►
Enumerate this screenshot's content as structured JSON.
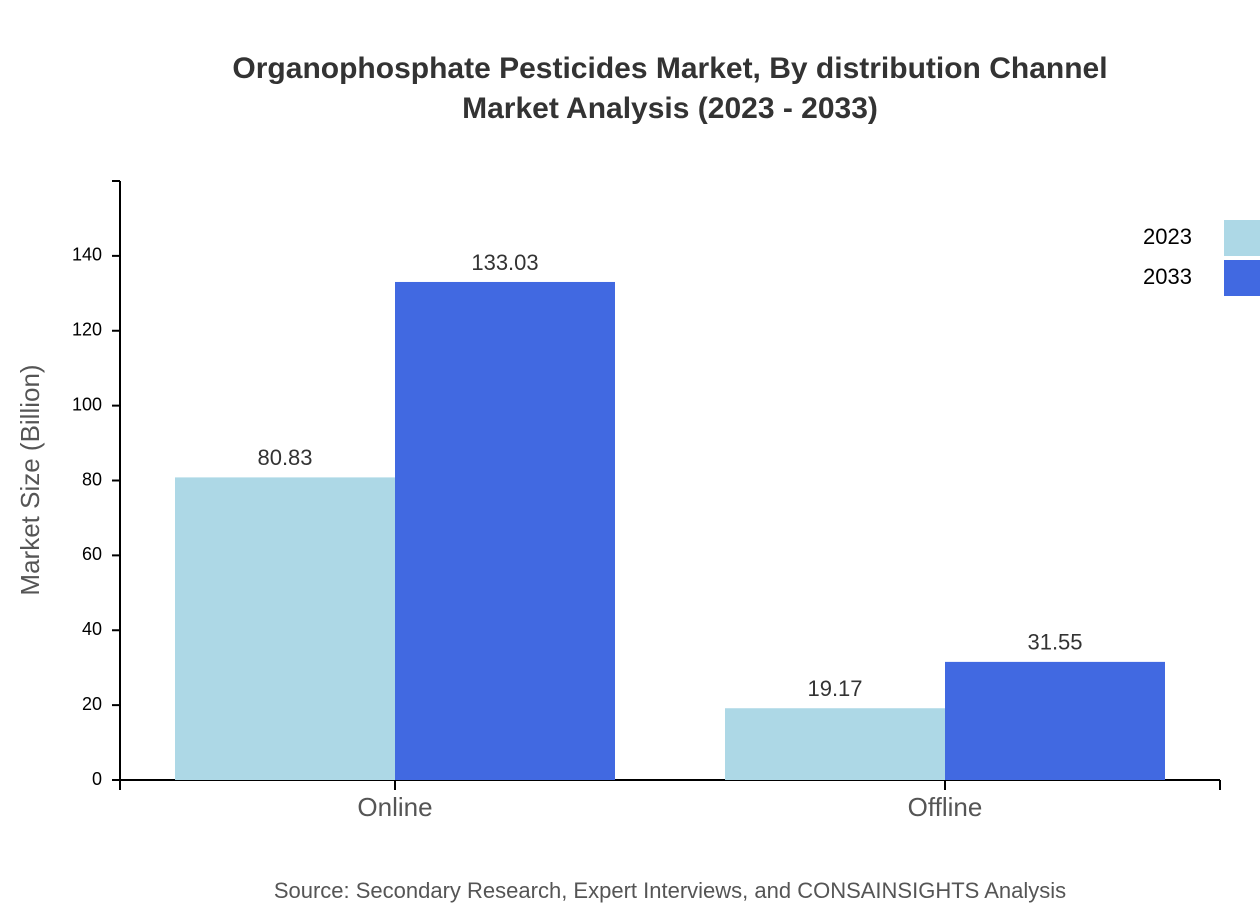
{
  "chart_data": {
    "type": "bar",
    "title": [
      "Organophosphate Pesticides Market, By distribution Channel",
      "Market Analysis (2023 - 2033)"
    ],
    "y_label": "Market Size (Billion)",
    "source": "Source: Secondary Research, Expert Interviews, and CONSAINSIGHTS Analysis",
    "categories": [
      "Online",
      "Offline"
    ],
    "series": [
      {
        "name": "2023",
        "color": "#add8e6",
        "values": [
          80.83,
          19.17
        ]
      },
      {
        "name": "2033",
        "color": "#4169e1",
        "values": [
          133.03,
          31.55
        ]
      }
    ],
    "ylim": [
      0,
      160
    ],
    "yticks": [
      0,
      20,
      40,
      60,
      80,
      100,
      120,
      140
    ],
    "legend": "top-right"
  }
}
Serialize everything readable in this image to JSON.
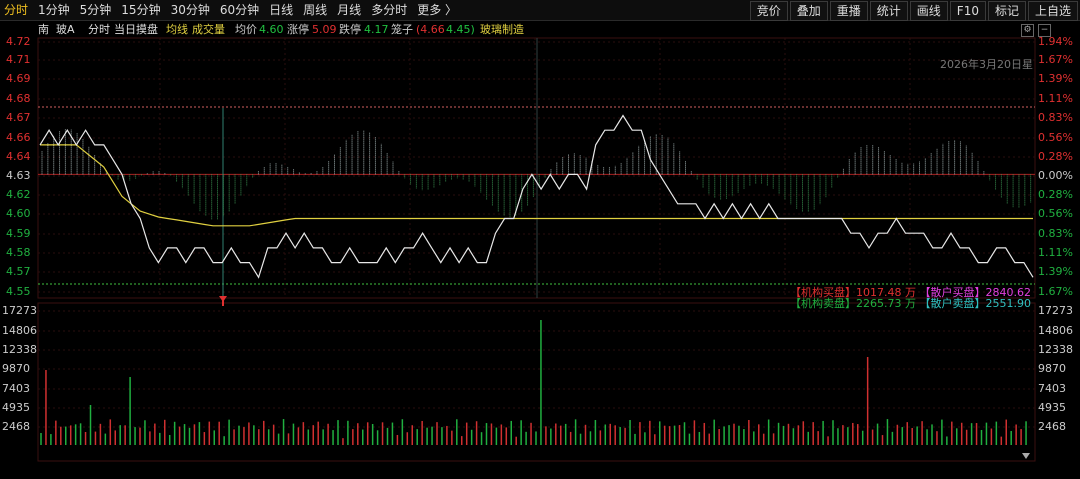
{
  "toolbar": {
    "tabs": [
      "分时",
      "1分钟",
      "5分钟",
      "15分钟",
      "30分钟",
      "60分钟",
      "日线",
      "周线",
      "月线",
      "多分时",
      "更多 〉"
    ],
    "right_buttons": [
      "竞价",
      "叠加",
      "重播",
      "统计",
      "画线",
      "F10",
      "标记",
      "上自选"
    ]
  },
  "info": {
    "flag": "南",
    "stock_name": "玻A",
    "mode": "分时",
    "view": "当日摸盘",
    "avg_line": "均线",
    "volume": "成交量",
    "avg_label": "均价",
    "avg_value": "4.60",
    "limit_up_label": "涨停",
    "limit_up_value": "5.09",
    "limit_down_label": "跌停",
    "limit_down_value": "4.17",
    "bid_ask_label": "笼子",
    "bid_ask_value_1": "(4.66",
    "bid_ask_value_2": "4.45)",
    "sector": "玻璃制造"
  },
  "date_label": "2026年3月20日星",
  "price_axis_left": [
    "4.72",
    "4.71",
    "4.69",
    "4.68",
    "4.67",
    "4.66",
    "4.64",
    "4.63",
    "4.62",
    "4.60",
    "4.59",
    "4.58",
    "4.57",
    "4.55"
  ],
  "pct_axis_right": [
    "1.94%",
    "1.67%",
    "1.39%",
    "1.11%",
    "0.83%",
    "0.56%",
    "0.28%",
    "0.00%",
    "0.28%",
    "0.56%",
    "0.83%",
    "1.11%",
    "1.39%",
    "1.67%"
  ],
  "volume_axis": [
    "17273",
    "14806",
    "12338",
    "9870",
    "7403",
    "4935",
    "2468"
  ],
  "stats": {
    "inst_buy_label": "【机构买盘】",
    "inst_buy_value": "1017.48 万",
    "retail_buy_label": "【散户买盘】",
    "retail_buy_value": "2840.62",
    "inst_sell_label": "【机构卖盘】",
    "inst_sell_value": "2265.73 万",
    "retail_sell_label": "【散户卖盘】",
    "retail_sell_value": "2551.90"
  },
  "colors": {
    "up": "#e03030",
    "down": "#20b040",
    "price_line": "#e8e8e8",
    "avg_line": "#e0d040",
    "accent_tab": "#f0c020",
    "teal": "#30c0c0",
    "magenta": "#e040e0"
  },
  "chart_data": {
    "type": "line",
    "ylim": [
      4.55,
      4.72
    ],
    "prev_close": 4.63,
    "series": [
      {
        "values": [
          4.65,
          4.66,
          4.65,
          4.66,
          4.65,
          4.66,
          4.65,
          4.65,
          4.64,
          4.63,
          4.61,
          4.6,
          4.58,
          4.57,
          4.58,
          4.58,
          4.57,
          4.58,
          4.58,
          4.57,
          4.57,
          4.58,
          4.57,
          4.57,
          4.56,
          4.58,
          4.58,
          4.59,
          4.58,
          4.59,
          4.58,
          4.58,
          4.57,
          4.57,
          4.58,
          4.57,
          4.57,
          4.57,
          4.58,
          4.57,
          4.58,
          4.58,
          4.59,
          4.58,
          4.57,
          4.58,
          4.57,
          4.58,
          4.57,
          4.57,
          4.59,
          4.6,
          4.6,
          4.62,
          4.63,
          4.62,
          4.63,
          4.62,
          4.63,
          4.63,
          4.62,
          4.65,
          4.66,
          4.66,
          4.67,
          4.66,
          4.66,
          4.64,
          4.63,
          4.62,
          4.61,
          4.61,
          4.61,
          4.6,
          4.61,
          4.6,
          4.61,
          4.6,
          4.61,
          4.6,
          4.61,
          4.6,
          4.6,
          4.6,
          4.6,
          4.6,
          4.6,
          4.6,
          4.6,
          4.59,
          4.59,
          4.58,
          4.59,
          4.59,
          4.6,
          4.59,
          4.59,
          4.59,
          4.58,
          4.58,
          4.59,
          4.58,
          4.58,
          4.57,
          4.57,
          4.58,
          4.58,
          4.57,
          4.57,
          4.56
        ]
      },
      {
        "values": [
          4.65,
          4.65,
          4.65,
          4.65,
          4.65,
          4.645,
          4.64,
          4.635,
          4.625,
          4.615,
          4.61,
          4.605,
          4.603,
          4.601,
          4.6,
          4.599,
          4.598,
          4.597,
          4.596,
          4.595,
          4.595,
          4.595,
          4.595,
          4.595,
          4.596,
          4.597,
          4.598,
          4.599,
          4.6,
          4.6,
          4.6,
          4.6,
          4.6,
          4.6,
          4.6,
          4.6,
          4.6,
          4.6,
          4.6,
          4.6,
          4.6,
          4.6,
          4.6,
          4.6,
          4.6,
          4.6,
          4.6,
          4.6,
          4.6,
          4.6,
          4.6,
          4.6,
          4.6,
          4.6,
          4.6,
          4.6,
          4.6,
          4.6,
          4.6,
          4.6,
          4.6,
          4.6,
          4.6,
          4.6,
          4.6,
          4.6,
          4.6,
          4.6,
          4.6,
          4.6,
          4.6,
          4.6,
          4.6,
          4.6,
          4.6,
          4.6,
          4.6,
          4.6,
          4.6,
          4.6,
          4.6,
          4.6,
          4.6,
          4.6,
          4.6,
          4.6,
          4.6,
          4.6,
          4.6,
          4.6,
          4.6,
          4.6,
          4.6,
          4.6,
          4.6,
          4.6,
          4.6,
          4.6,
          4.6,
          4.6,
          4.6,
          4.6,
          4.6,
          4.6,
          4.6,
          4.6,
          4.6,
          4.6,
          4.6,
          4.6
        ]
      }
    ]
  }
}
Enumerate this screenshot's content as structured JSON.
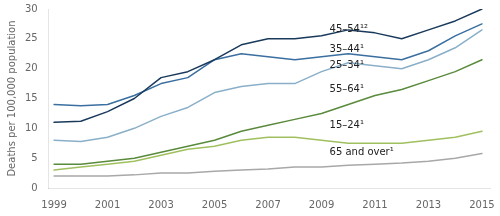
{
  "chart_data": {
    "type": "line",
    "y_label": "Deaths per 100,000 population",
    "x": [
      1999,
      2000,
      2001,
      2002,
      2003,
      2004,
      2005,
      2006,
      2007,
      2008,
      2009,
      2010,
      2011,
      2012,
      2013,
      2014,
      2015
    ],
    "series": [
      {
        "name": "45–54¹²",
        "color": "#1a3a5c",
        "values": [
          11.0,
          11.2,
          12.8,
          15.0,
          18.5,
          19.5,
          21.5,
          24.0,
          25.0,
          25.0,
          25.5,
          26.5,
          26.0,
          25.0,
          26.5,
          28.0,
          30.0
        ]
      },
      {
        "name": "35–44¹",
        "color": "#3a6fa0",
        "values": [
          14.0,
          13.8,
          14.0,
          15.5,
          17.5,
          18.5,
          21.5,
          22.5,
          22.0,
          21.5,
          22.0,
          22.5,
          22.0,
          21.5,
          23.0,
          25.5,
          27.5
        ]
      },
      {
        "name": "25–34¹",
        "color": "#8aafc8",
        "values": [
          8.0,
          7.8,
          8.5,
          10.0,
          12.0,
          13.5,
          16.0,
          17.0,
          17.5,
          17.5,
          19.5,
          21.0,
          20.5,
          20.0,
          21.5,
          23.5,
          26.5
        ]
      },
      {
        "name": "55–64¹",
        "color": "#5a8a3c",
        "values": [
          4.0,
          4.0,
          4.5,
          5.0,
          6.0,
          7.0,
          8.0,
          9.5,
          10.5,
          11.5,
          12.5,
          14.0,
          15.5,
          16.5,
          18.0,
          19.5,
          21.5
        ]
      },
      {
        "name": "15–24¹",
        "color": "#a0c060",
        "values": [
          3.0,
          3.5,
          4.0,
          4.5,
          5.5,
          6.5,
          7.0,
          8.0,
          8.5,
          8.5,
          8.0,
          7.5,
          7.5,
          7.5,
          8.0,
          8.5,
          9.5
        ]
      },
      {
        "name": "65 and over¹",
        "color": "#a8a8a8",
        "values": [
          2.0,
          2.0,
          2.0,
          2.2,
          2.5,
          2.5,
          2.8,
          3.0,
          3.2,
          3.5,
          3.5,
          3.8,
          4.0,
          4.2,
          4.5,
          5.0,
          5.8
        ]
      }
    ],
    "annotations": [
      {
        "text": "45–54¹²",
        "x": 2009.3,
        "y": 26.5
      },
      {
        "text": "35–44¹",
        "x": 2009.3,
        "y": 23.2
      },
      {
        "text": "25–34¹",
        "x": 2009.3,
        "y": 20.5
      },
      {
        "text": "55–64¹",
        "x": 2009.3,
        "y": 16.5
      },
      {
        "text": "15–24¹",
        "x": 2009.3,
        "y": 10.5
      },
      {
        "text": "65 and over¹",
        "x": 2009.3,
        "y": 6.0
      }
    ],
    "xlim": [
      1998.8,
      2015.3
    ],
    "xticks": [
      1999,
      2001,
      2003,
      2005,
      2007,
      2009,
      2011,
      2013,
      2015
    ],
    "ylim": [
      0,
      30
    ],
    "yticks": [
      0,
      5,
      10,
      15,
      20,
      25,
      30
    ],
    "grid": false
  }
}
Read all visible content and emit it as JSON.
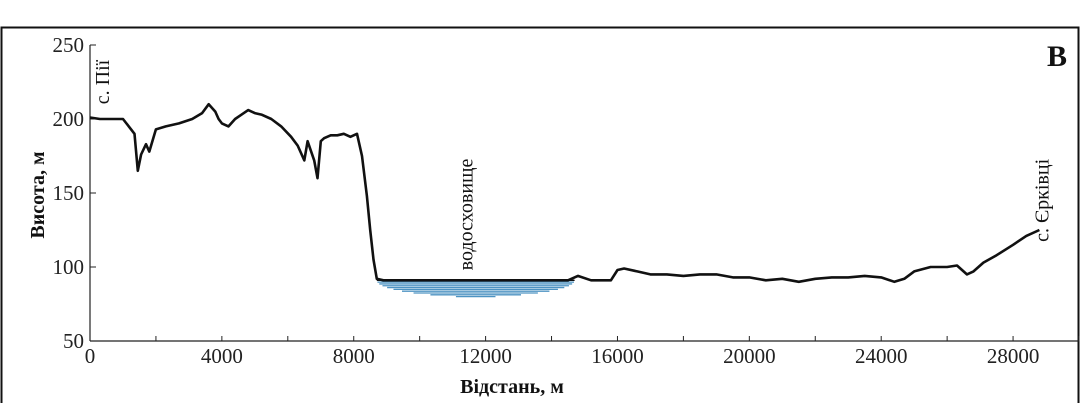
{
  "chart_data": {
    "type": "line",
    "title": "",
    "panel_label": "B",
    "xlabel": "Відстань, м",
    "ylabel": "Висота, м",
    "xlim": [
      0,
      30000
    ],
    "ylim": [
      50,
      250
    ],
    "x_ticks": [
      0,
      4000,
      8000,
      12000,
      16000,
      20000,
      24000,
      28000
    ],
    "y_ticks": [
      50,
      100,
      150,
      200,
      250
    ],
    "grid": false,
    "series": [
      {
        "x": [
          0,
          300,
          1000,
          1350,
          1450,
          1550,
          1700,
          1800,
          2000,
          2300,
          2700,
          3100,
          3400,
          3600,
          3800,
          3900,
          4000,
          4200,
          4400,
          4600,
          4800,
          5000,
          5200,
          5500,
          5800,
          6100,
          6300,
          6500,
          6600,
          6800,
          6900,
          7000,
          7100,
          7300,
          7500,
          7700,
          7900,
          8100,
          8250,
          8400,
          8500,
          8600,
          8700,
          8900,
          9500,
          10500,
          11500,
          12500,
          13500,
          14500,
          14800,
          15200,
          15800,
          16000,
          16200,
          16600,
          17000,
          17500,
          18000,
          18500,
          19000,
          19500,
          20000,
          20500,
          21000,
          21500,
          22000,
          22500,
          23000,
          23500,
          24000,
          24400,
          24700,
          25000,
          25500,
          26000,
          26300,
          26600,
          26800,
          27100,
          27500,
          28000,
          28400,
          28800
        ],
        "values": [
          201,
          200,
          200,
          190,
          165,
          176,
          183,
          178,
          193,
          195,
          197,
          200,
          204,
          210,
          205,
          200,
          197,
          195,
          200,
          203,
          206,
          204,
          203,
          200,
          195,
          188,
          182,
          172,
          185,
          172,
          160,
          185,
          187,
          189,
          189,
          190,
          188,
          190,
          175,
          148,
          125,
          105,
          92,
          91,
          91,
          91,
          91,
          91,
          91,
          91,
          94,
          91,
          91,
          98,
          99,
          97,
          95,
          95,
          94,
          95,
          95,
          93,
          93,
          91,
          92,
          90,
          92,
          93,
          93,
          94,
          93,
          90,
          92,
          97,
          100,
          100,
          101,
          95,
          97,
          103,
          108,
          115,
          121,
          125
        ]
      }
    ],
    "reservoir": {
      "label": "водосховище",
      "x_range": [
        8700,
        14700
      ],
      "surface": 91,
      "bottom": 80
    },
    "annotations": [
      {
        "text": "с. Пії",
        "x": 400,
        "y": 225,
        "vertical": true
      },
      {
        "text": "с. Єрківці",
        "x": 28900,
        "y": 145,
        "vertical": true
      }
    ]
  }
}
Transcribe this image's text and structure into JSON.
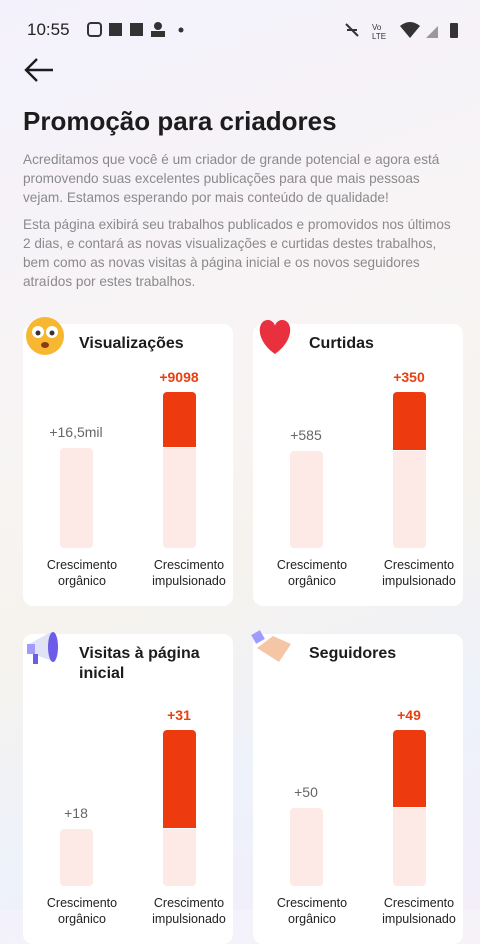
◄
■ **EXERCISE INSTRUCTIONS**: Search the entries for the word "JSON", then list each line that holds it.

■ **TASK RESPONSE**:
Enumerate this screenshot's content as structured JSON.
Serialize everything readable in this image to JSON.
Enumerate this screenshot's content as structured JSON.
Read all visible content and emit it as JSON.
Transcribe this image's text and structure into JSON.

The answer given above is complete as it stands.